Exactly as written, retype the listing below, omitting the pictures.

**Given records:**
****

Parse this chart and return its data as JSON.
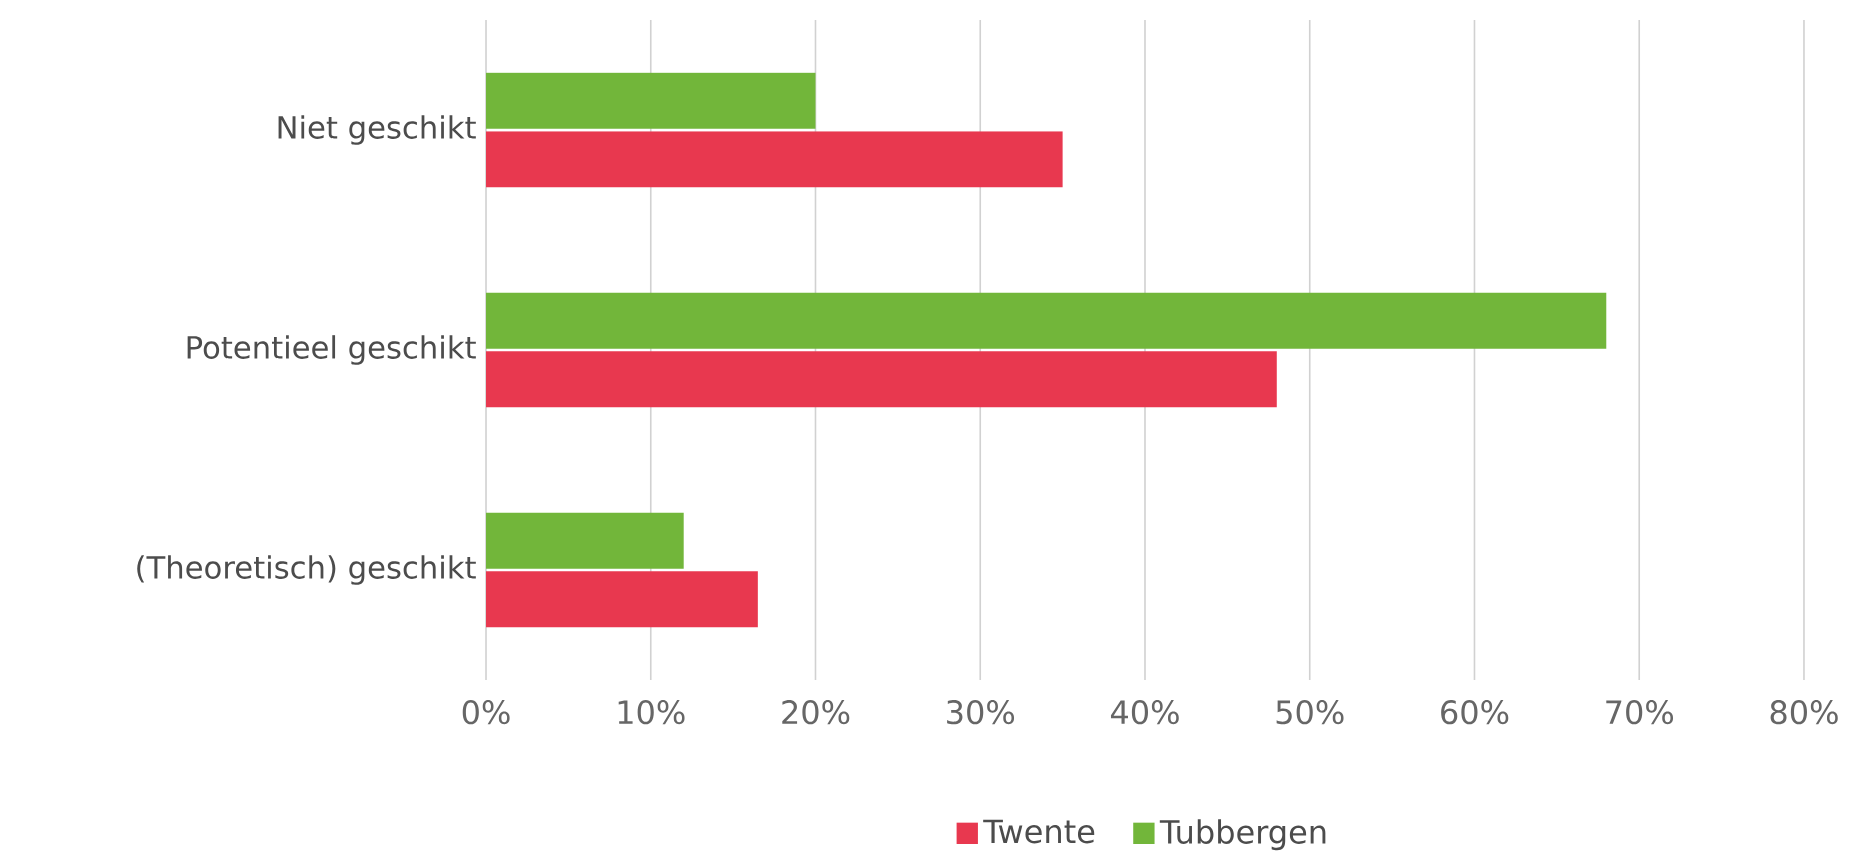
{
  "chart_data": {
    "type": "bar",
    "orientation": "horizontal",
    "categories": [
      "Niet geschikt",
      "Potentieel geschikt",
      "(Theoretisch) geschikt"
    ],
    "series": [
      {
        "name": "Twente",
        "color": "#e8384f",
        "values": [
          35,
          48,
          16.5
        ]
      },
      {
        "name": "Tubbergen",
        "color": "#72b63a",
        "values": [
          20,
          68,
          12
        ]
      }
    ],
    "xlim": [
      0,
      80
    ],
    "xticks": [
      {
        "value": 0,
        "label": "0%"
      },
      {
        "value": 10,
        "label": "10%"
      },
      {
        "value": 20,
        "label": "20%"
      },
      {
        "value": 30,
        "label": "30%"
      },
      {
        "value": 40,
        "label": "40%"
      },
      {
        "value": 50,
        "label": "50%"
      },
      {
        "value": 60,
        "label": "60%"
      },
      {
        "value": 70,
        "label": "70%"
      },
      {
        "value": 80,
        "label": "80%"
      }
    ],
    "grid": "x",
    "legend": "bottom"
  }
}
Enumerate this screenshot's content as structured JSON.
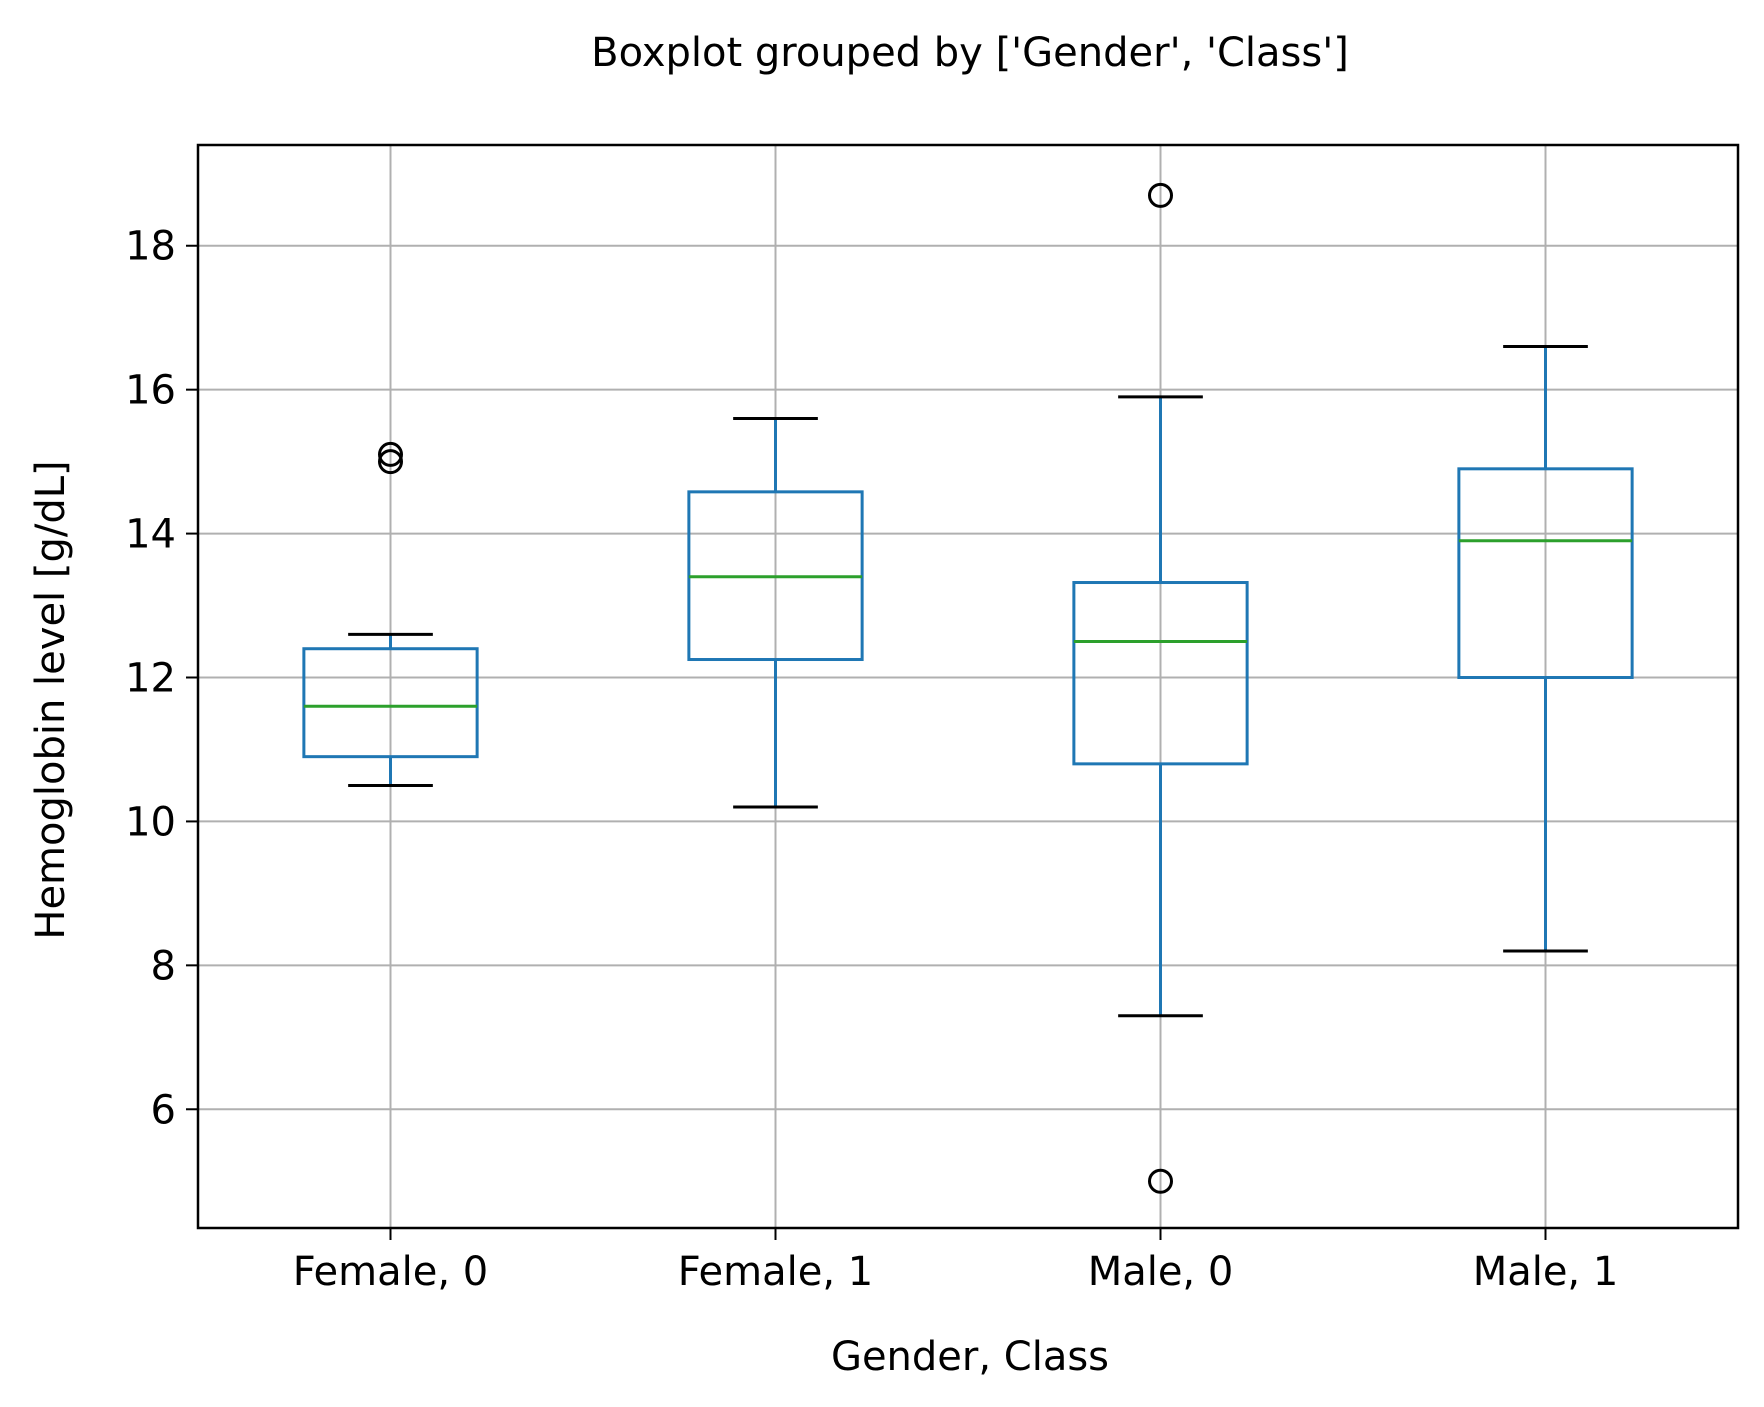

****

**Full response:**
Parse this chart and return its data as JSON.
{
  "chart_data": {
    "type": "bar",
    "orientation": "horizontal",
    "categories": [
      "Niet geschikt",
      "Potentieel geschikt",
      "(Theoretisch) geschikt"
    ],
    "series": [
      {
        "name": "Twente",
        "color": "#e8384f",
        "values": [
          35,
          48,
          16.5
        ]
      },
      {
        "name": "Tubbergen",
        "color": "#72b63a",
        "values": [
          20,
          68,
          12
        ]
      }
    ],
    "xlim": [
      0,
      80
    ],
    "xticks": [
      {
        "value": 0,
        "label": "0%"
      },
      {
        "value": 10,
        "label": "10%"
      },
      {
        "value": 20,
        "label": "20%"
      },
      {
        "value": 30,
        "label": "30%"
      },
      {
        "value": 40,
        "label": "40%"
      },
      {
        "value": 50,
        "label": "50%"
      },
      {
        "value": 60,
        "label": "60%"
      },
      {
        "value": 70,
        "label": "70%"
      },
      {
        "value": 80,
        "label": "80%"
      }
    ],
    "grid": "x",
    "legend": "bottom"
  }
}
Enumerate this screenshot's content as structured JSON.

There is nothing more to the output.